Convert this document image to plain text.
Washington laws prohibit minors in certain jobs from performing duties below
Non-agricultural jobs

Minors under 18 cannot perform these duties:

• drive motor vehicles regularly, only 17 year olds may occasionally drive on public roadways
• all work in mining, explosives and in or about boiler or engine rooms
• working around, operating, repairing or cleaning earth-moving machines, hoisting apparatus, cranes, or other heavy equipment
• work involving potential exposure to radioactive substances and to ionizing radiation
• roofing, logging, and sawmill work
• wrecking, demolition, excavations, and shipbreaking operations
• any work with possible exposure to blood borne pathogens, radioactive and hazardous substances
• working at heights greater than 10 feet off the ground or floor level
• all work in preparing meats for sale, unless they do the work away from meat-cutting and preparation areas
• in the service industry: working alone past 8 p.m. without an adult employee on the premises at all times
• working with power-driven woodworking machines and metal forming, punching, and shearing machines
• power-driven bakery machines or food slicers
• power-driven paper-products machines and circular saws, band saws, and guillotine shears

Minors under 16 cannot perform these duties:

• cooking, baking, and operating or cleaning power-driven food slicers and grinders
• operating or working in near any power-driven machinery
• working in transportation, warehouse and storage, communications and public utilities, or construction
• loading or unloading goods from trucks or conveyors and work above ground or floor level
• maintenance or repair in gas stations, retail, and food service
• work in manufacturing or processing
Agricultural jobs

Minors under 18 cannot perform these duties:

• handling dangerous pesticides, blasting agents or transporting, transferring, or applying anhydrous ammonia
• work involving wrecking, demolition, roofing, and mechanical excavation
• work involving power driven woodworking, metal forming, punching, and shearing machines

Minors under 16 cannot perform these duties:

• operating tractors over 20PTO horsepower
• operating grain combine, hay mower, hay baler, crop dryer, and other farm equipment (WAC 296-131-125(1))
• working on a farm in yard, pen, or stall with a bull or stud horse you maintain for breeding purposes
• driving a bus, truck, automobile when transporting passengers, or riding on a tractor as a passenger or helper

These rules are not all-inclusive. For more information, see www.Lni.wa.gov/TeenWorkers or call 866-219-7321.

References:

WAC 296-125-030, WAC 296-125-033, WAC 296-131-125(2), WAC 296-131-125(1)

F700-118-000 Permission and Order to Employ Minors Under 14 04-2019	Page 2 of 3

****************

Please go through the listing and return each line that has "equipment" in it.

* [SOLUTION FOR THIS PROBLEM]:
• working around, operating, repairing or cleaning earth-moving machines, hoisting apparatus, cranes, or other heavy equipment
• operating grain combine, hay mower, hay baler, crop dryer, and other farm equipment (WAC 296-131-125(1))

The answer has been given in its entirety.